RECORD LIST
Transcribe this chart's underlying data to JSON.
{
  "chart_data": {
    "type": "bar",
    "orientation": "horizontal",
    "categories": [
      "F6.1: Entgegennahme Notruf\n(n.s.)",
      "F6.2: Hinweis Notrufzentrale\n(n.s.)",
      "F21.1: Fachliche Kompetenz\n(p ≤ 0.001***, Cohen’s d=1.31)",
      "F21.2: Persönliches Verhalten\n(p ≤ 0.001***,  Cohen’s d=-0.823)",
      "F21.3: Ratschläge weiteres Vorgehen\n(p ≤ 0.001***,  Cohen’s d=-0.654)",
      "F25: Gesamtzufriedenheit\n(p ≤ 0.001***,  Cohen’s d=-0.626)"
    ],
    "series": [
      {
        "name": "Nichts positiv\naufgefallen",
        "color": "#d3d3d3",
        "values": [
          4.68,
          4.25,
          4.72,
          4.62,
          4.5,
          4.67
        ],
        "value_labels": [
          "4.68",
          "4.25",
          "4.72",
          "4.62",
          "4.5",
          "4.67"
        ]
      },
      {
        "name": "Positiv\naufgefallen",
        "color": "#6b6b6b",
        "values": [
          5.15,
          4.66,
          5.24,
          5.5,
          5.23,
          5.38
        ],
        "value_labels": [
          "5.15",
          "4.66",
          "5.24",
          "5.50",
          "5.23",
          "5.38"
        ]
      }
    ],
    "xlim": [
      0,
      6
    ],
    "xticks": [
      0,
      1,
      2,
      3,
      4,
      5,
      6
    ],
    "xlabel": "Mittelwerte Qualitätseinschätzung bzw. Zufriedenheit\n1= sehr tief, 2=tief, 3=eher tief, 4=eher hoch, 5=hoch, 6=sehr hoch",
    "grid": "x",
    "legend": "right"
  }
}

TASK DESCRIPTION
Your task is to retype all the records above with nothing left out.

SOLUTION TO THE EXERCISE
Transcribe this chart's underlying data to JSON.
{
  "chart_data": {
    "type": "bar",
    "orientation": "horizontal",
    "categories": [
      "F6.1: Entgegennahme Notruf\n(n.s.)",
      "F6.2: Hinweis Notrufzentrale\n(n.s.)",
      "F21.1: Fachliche Kompetenz\n(p ≤ 0.001***, Cohen’s d=1.31)",
      "F21.2: Persönliches Verhalten\n(p ≤ 0.001***,  Cohen’s d=-0.823)",
      "F21.3: Ratschläge weiteres Vorgehen\n(p ≤ 0.001***,  Cohen’s d=-0.654)",
      "F25: Gesamtzufriedenheit\n(p ≤ 0.001***,  Cohen’s d=-0.626)"
    ],
    "series": [
      {
        "name": "Nichts positiv\naufgefallen",
        "color": "#d3d3d3",
        "values": [
          4.68,
          4.25,
          4.72,
          4.62,
          4.5,
          4.67
        ],
        "value_labels": [
          "4.68",
          "4.25",
          "4.72",
          "4.62",
          "4.5",
          "4.67"
        ]
      },
      {
        "name": "Positiv\naufgefallen",
        "color": "#6b6b6b",
        "values": [
          5.15,
          4.66,
          5.24,
          5.5,
          5.23,
          5.38
        ],
        "value_labels": [
          "5.15",
          "4.66",
          "5.24",
          "5.50",
          "5.23",
          "5.38"
        ]
      }
    ],
    "xlim": [
      0,
      6
    ],
    "xticks": [
      0,
      1,
      2,
      3,
      4,
      5,
      6
    ],
    "xlabel": "Mittelwerte Qualitätseinschätzung bzw. Zufriedenheit\n1= sehr tief, 2=tief, 3=eher tief, 4=eher hoch, 5=hoch, 6=sehr hoch",
    "grid": "x",
    "legend": "right"
  }
}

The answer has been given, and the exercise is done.